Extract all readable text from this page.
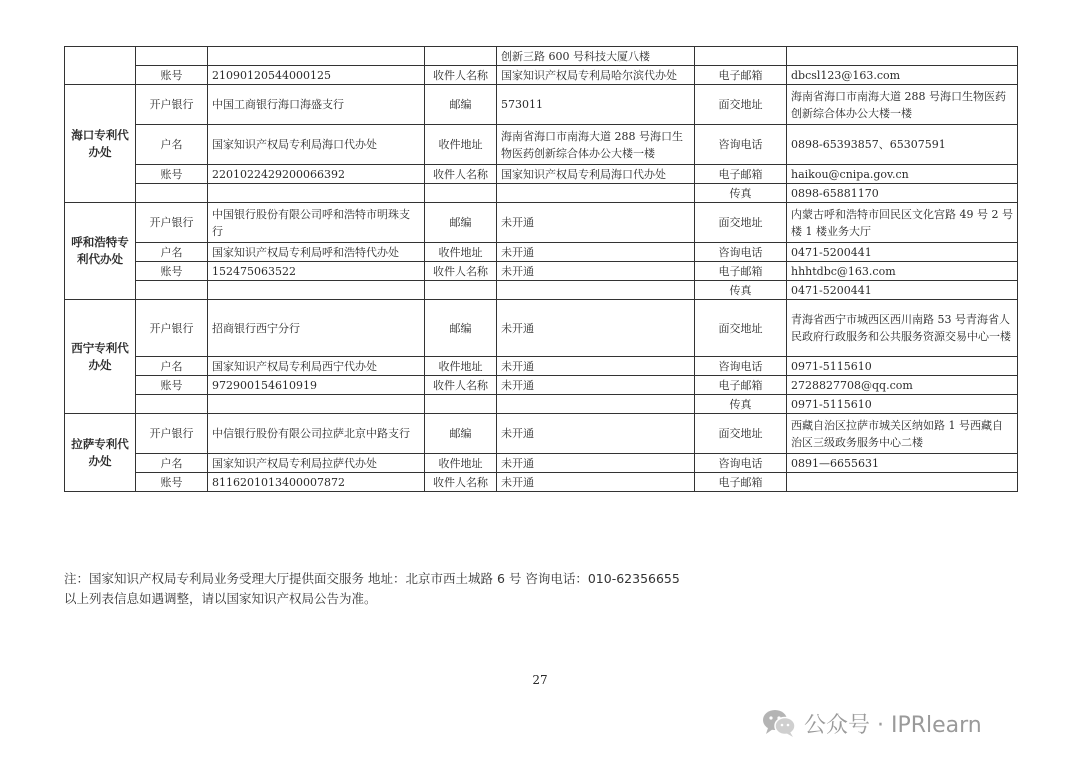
				创新三路 600 号科技大厦八楼		
	账号	21090120544000125	收件人名称	国家知识产权局专利局哈尔滨代办处	电子邮箱	dbcsl123@163.com
海口专利代办处	开户银行	中国工商银行海口海盛支行	邮编	573011	面交地址	海南省海口市南海大道 288 号海口生物医药创新综合体办公大楼一楼
	户名	国家知识产权局专利局海口代办处	收件地址	海南省海口市南海大道 288 号海口生物医药创新综合体办公大楼一楼	咨询电话	0898-65393857、65307591
	账号	2201022429200066392	收件人名称	国家知识产权局专利局海口代办处	电子邮箱	haikou@cnipa.gov.cn
					传真	0898-65881170
呼和浩特专利代办处	开户银行	中国银行股份有限公司呼和浩特市明珠支行	邮编	未开通	面交地址	内蒙古呼和浩特市回民区文化宫路 49 号 2 号楼 1 楼业务大厅
	户名	国家知识产权局专利局呼和浩特代办处	收件地址	未开通	咨询电话	0471-5200441
	账号	152475063522	收件人名称	未开通	电子邮箱	hhhtdbc@163.com
					传真	0471-5200441
西宁专利代办处	开户银行	招商银行西宁分行	邮编	未开通	面交地址	青海省西宁市城西区西川南路 53 号青海省人民政府行政服务和公共服务资源交易中心一楼
	户名	国家知识产权局专利局西宁代办处	收件地址	未开通	咨询电话	0971-5115610
	账号	972900154610919	收件人名称	未开通	电子邮箱	2728827708@qq.com
					传真	0971-5115610
拉萨专利代办处	开户银行	中信银行股份有限公司拉萨北京中路支行	邮编	未开通	面交地址	西藏自治区拉萨市城关区纳如路 1 号西藏自治区三级政务服务中心二楼
	户名	国家知识产权局专利局拉萨代办处	收件地址	未开通	咨询电话	0891—6655631
	账号	8116201013400007872	收件人名称	未开通	电子邮箱	
注：国家知识产权局专利局业务受理大厅提供面交服务 地址：北京市西土城路 6 号 咨询电话：010-62356655
以上列表信息如遇调整，请以国家知识产权局公告为准。
27
公众号 · IPRlearn
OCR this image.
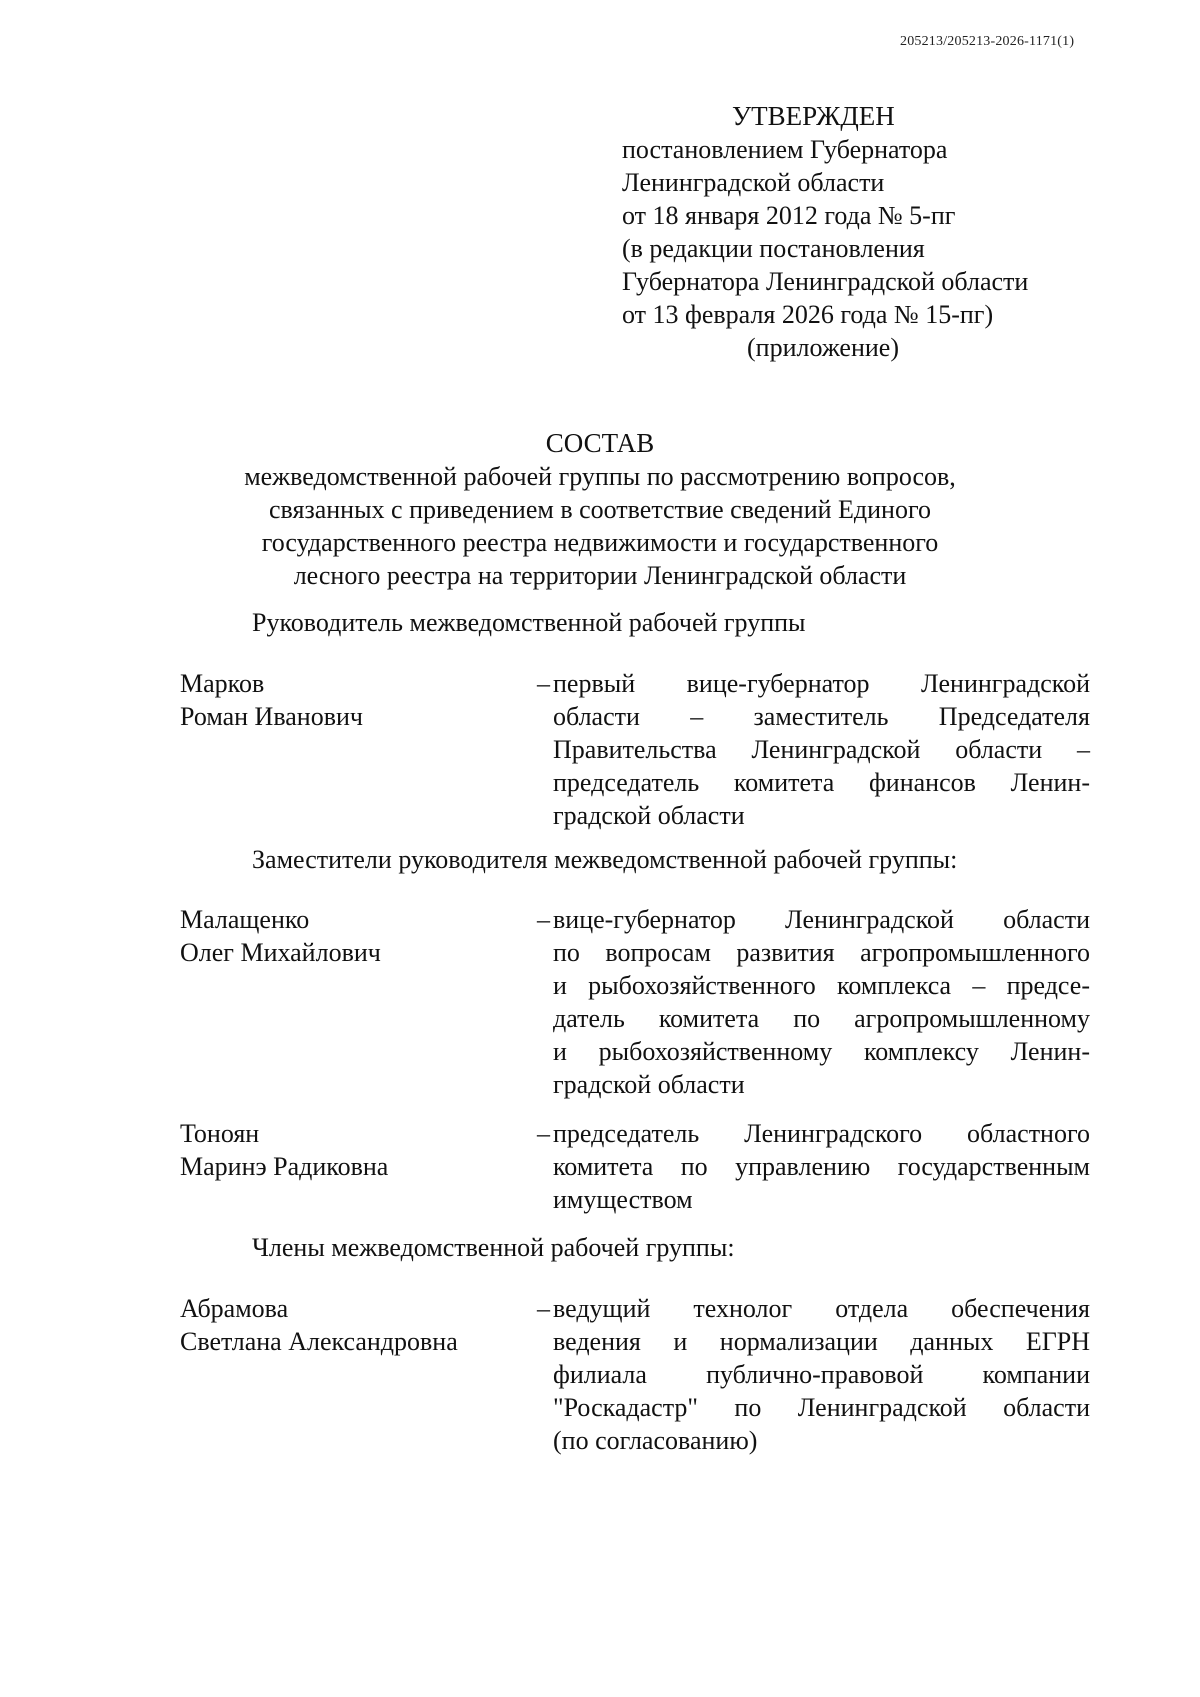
205213/205213-2026-1171(1)
УТВЕРЖДЕН
постановлением Губернатора
Ленинградской области
от 18 января 2012 года № 5-пг
(в редакции постановления
Губернатора Ленинградской области
от 13 февраля 2026 года № 15-пг)
(приложение)
СОСТАВ
межведомственной рабочей группы по рассмотрению вопросов,
связанных с приведением в соответствие сведений Единого
государственного реестра недвижимости и государственного
лесного реестра на территории Ленинградской области
Руководитель межведомственной рабочей группы
Марков
Роман Иванович
– первый вице-губернатор Ленинградской
области – заместитель Председателя
Правительства Ленинградской области –
председатель комитета финансов Ленин-
градской области
Заместители руководителя межведомственной рабочей группы:
Малащенко
Олег Михайлович
– вице-губернатор Ленинградской области
по вопросам развития агропромышленного
и рыбохозяйственного комплекса – предсе-
датель комитета по агропромышленному
и рыбохозяйственному комплексу Ленин-
градской области
Тоноян
Маринэ Радиковна
– председатель Ленинградского областного
комитета по управлению государственным
имуществом
Члены межведомственной рабочей группы:
Абрамова
Светлана Александровна
– ведущий технолог отдела обеспечения
ведения и нормализации данных ЕГРН
филиала публично-правовой компании
"Роскадастр" по Ленинградской области
(по согласованию)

===============

| DIRECTIONS FOR THIS TASK |
Here the job is to quote the lines from the one with "OCR this image." through the end of the material, both included, exactly; please skip the pictures.

| ANSWER TO THIS TASK |
OCR this image.
205213/205213-2026-1171(1)
УТВЕРЖДЕН
постановлением Губернатора
Ленинградской области
от 18 января 2012 года № 5-пг
(в редакции постановления
Губернатора Ленинградской области
от 13 февраля 2026 года № 15-пг)
(приложение)
СОСТАВ
межведомственной рабочей группы по рассмотрению вопросов,
связанных с приведением в соответствие сведений Единого
государственного реестра недвижимости и государственного
лесного реестра на территории Ленинградской области
Руководитель межведомственной рабочей группы
Марков
Роман Иванович
– первый вице-губернатор Ленинградской
области – заместитель Председателя
Правительства Ленинградской области –
председатель комитета финансов Ленин-
градской области
Заместители руководителя межведомственной рабочей группы:
Малащенко
Олег Михайлович
– вице-губернатор Ленинградской области
по вопросам развития агропромышленного
и рыбохозяйственного комплекса – предсе-
датель комитета по агропромышленному
и рыбохозяйственному комплексу Ленин-
градской области
Тоноян
Маринэ Радиковна
– председатель Ленинградского областного
комитета по управлению государственным
имуществом
Члены межведомственной рабочей группы:
Абрамова
Светлана Александровна
– ведущий технолог отдела обеспечения
ведения и нормализации данных ЕГРН
филиала публично-правовой компании
"Роскадастр" по Ленинградской области
(по согласованию)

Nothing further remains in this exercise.